┌─ Dataset rows

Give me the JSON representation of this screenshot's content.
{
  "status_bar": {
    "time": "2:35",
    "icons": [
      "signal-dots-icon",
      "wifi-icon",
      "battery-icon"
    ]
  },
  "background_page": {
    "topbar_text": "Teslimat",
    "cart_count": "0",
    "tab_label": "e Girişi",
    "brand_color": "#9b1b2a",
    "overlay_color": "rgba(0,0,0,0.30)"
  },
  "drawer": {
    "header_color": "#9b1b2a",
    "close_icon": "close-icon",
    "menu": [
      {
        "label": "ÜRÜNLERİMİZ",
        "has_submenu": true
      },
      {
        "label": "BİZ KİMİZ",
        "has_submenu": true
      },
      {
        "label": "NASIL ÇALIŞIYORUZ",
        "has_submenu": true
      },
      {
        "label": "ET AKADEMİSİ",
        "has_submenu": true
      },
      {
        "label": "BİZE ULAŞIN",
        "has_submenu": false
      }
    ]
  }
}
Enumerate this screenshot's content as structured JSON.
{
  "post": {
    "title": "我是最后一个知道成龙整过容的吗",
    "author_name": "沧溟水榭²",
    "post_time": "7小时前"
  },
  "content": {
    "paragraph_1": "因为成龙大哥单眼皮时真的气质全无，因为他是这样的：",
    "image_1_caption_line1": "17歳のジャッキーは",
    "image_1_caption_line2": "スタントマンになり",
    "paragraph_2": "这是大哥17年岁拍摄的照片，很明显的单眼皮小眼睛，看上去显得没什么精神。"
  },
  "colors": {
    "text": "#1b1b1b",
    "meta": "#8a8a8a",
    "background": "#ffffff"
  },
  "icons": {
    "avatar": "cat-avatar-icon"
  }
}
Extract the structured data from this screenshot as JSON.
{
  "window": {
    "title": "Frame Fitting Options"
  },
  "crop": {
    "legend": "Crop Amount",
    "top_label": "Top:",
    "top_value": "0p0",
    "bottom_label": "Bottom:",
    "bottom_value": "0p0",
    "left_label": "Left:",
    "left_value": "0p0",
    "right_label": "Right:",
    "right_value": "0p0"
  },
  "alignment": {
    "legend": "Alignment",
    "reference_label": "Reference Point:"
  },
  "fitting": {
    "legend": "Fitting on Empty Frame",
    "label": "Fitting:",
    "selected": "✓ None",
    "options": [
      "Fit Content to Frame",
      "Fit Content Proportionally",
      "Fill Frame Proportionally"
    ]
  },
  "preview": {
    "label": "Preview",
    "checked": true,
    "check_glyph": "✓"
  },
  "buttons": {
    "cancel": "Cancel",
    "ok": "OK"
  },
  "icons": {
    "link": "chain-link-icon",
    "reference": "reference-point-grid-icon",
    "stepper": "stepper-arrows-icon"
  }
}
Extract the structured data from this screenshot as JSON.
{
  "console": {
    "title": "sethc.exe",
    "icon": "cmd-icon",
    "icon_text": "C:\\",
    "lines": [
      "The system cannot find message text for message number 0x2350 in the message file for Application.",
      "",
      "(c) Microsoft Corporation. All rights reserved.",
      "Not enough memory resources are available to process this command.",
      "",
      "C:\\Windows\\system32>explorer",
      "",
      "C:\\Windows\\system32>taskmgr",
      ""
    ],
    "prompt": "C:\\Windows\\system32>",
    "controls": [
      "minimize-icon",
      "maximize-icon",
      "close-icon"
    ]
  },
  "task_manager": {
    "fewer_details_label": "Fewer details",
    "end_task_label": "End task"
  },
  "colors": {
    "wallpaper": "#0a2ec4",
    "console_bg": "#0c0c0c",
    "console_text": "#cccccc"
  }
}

└─

> [Problem to solve]
Take the lines above and print them exactly.

> [Correct response]
Give me the JSON representation of this screenshot's content.
{
  "status_bar": {
    "time": "2:35",
    "icons": [
      "signal-dots-icon",
      "wifi-icon",
      "battery-icon"
    ]
  },
  "background_page": {
    "topbar_text": "Teslimat",
    "cart_count": "0",
    "tab_label": "e Girişi",
    "brand_color": "#9b1b2a",
    "overlay_color": "rgba(0,0,0,0.30)"
  },
  "drawer": {
    "header_color": "#9b1b2a",
    "close_icon": "close-icon",
    "menu": [
      {
        "label": "ÜRÜNLERİMİZ",
        "has_submenu": true
      },
      {
        "label": "BİZ KİMİZ",
        "has_submenu": true
      },
      {
        "label": "NASIL ÇALIŞIYORUZ",
        "has_submenu": true
      },
      {
        "label": "ET AKADEMİSİ",
        "has_submenu": true
      },
      {
        "label": "BİZE ULAŞIN",
        "has_submenu": false
      }
    ]
  }
}
Enumerate this screenshot's content as structured JSON.
{
  "post": {
    "title": "我是最后一个知道成龙整过容的吗",
    "author_name": "沧溟水榭²",
    "post_time": "7小时前"
  },
  "content": {
    "paragraph_1": "因为成龙大哥单眼皮时真的气质全无，因为他是这样的：",
    "image_1_caption_line1": "17歳のジャッキーは",
    "image_1_caption_line2": "スタントマンになり",
    "paragraph_2": "这是大哥17年岁拍摄的照片，很明显的单眼皮小眼睛，看上去显得没什么精神。"
  },
  "colors": {
    "text": "#1b1b1b",
    "meta": "#8a8a8a",
    "background": "#ffffff"
  },
  "icons": {
    "avatar": "cat-avatar-icon"
  }
}
Extract the structured data from this screenshot as JSON.
{
  "window": {
    "title": "Frame Fitting Options"
  },
  "crop": {
    "legend": "Crop Amount",
    "top_label": "Top:",
    "top_value": "0p0",
    "bottom_label": "Bottom:",
    "bottom_value": "0p0",
    "left_label": "Left:",
    "left_value": "0p0",
    "right_label": "Right:",
    "right_value": "0p0"
  },
  "alignment": {
    "legend": "Alignment",
    "reference_label": "Reference Point:"
  },
  "fitting": {
    "legend": "Fitting on Empty Frame",
    "label": "Fitting:",
    "selected": "✓ None",
    "options": [
      "Fit Content to Frame",
      "Fit Content Proportionally",
      "Fill Frame Proportionally"
    ]
  },
  "preview": {
    "label": "Preview",
    "checked": true,
    "check_glyph": "✓"
  },
  "buttons": {
    "cancel": "Cancel",
    "ok": "OK"
  },
  "icons": {
    "link": "chain-link-icon",
    "reference": "reference-point-grid-icon",
    "stepper": "stepper-arrows-icon"
  }
}
Extract the structured data from this screenshot as JSON.
{
  "console": {
    "title": "sethc.exe",
    "icon": "cmd-icon",
    "icon_text": "C:\\",
    "lines": [
      "The system cannot find message text for message number 0x2350 in the message file for Application.",
      "",
      "(c) Microsoft Corporation. All rights reserved.",
      "Not enough memory resources are available to process this command.",
      "",
      "C:\\Windows\\system32>explorer",
      "",
      "C:\\Windows\\system32>taskmgr",
      ""
    ],
    "prompt": "C:\\Windows\\system32>",
    "controls": [
      "minimize-icon",
      "maximize-icon",
      "close-icon"
    ]
  },
  "task_manager": {
    "fewer_details_label": "Fewer details",
    "end_task_label": "End task"
  },
  "colors": {
    "wallpaper": "#0a2ec4",
    "console_bg": "#0c0c0c",
    "console_text": "#cccccc"
  }
}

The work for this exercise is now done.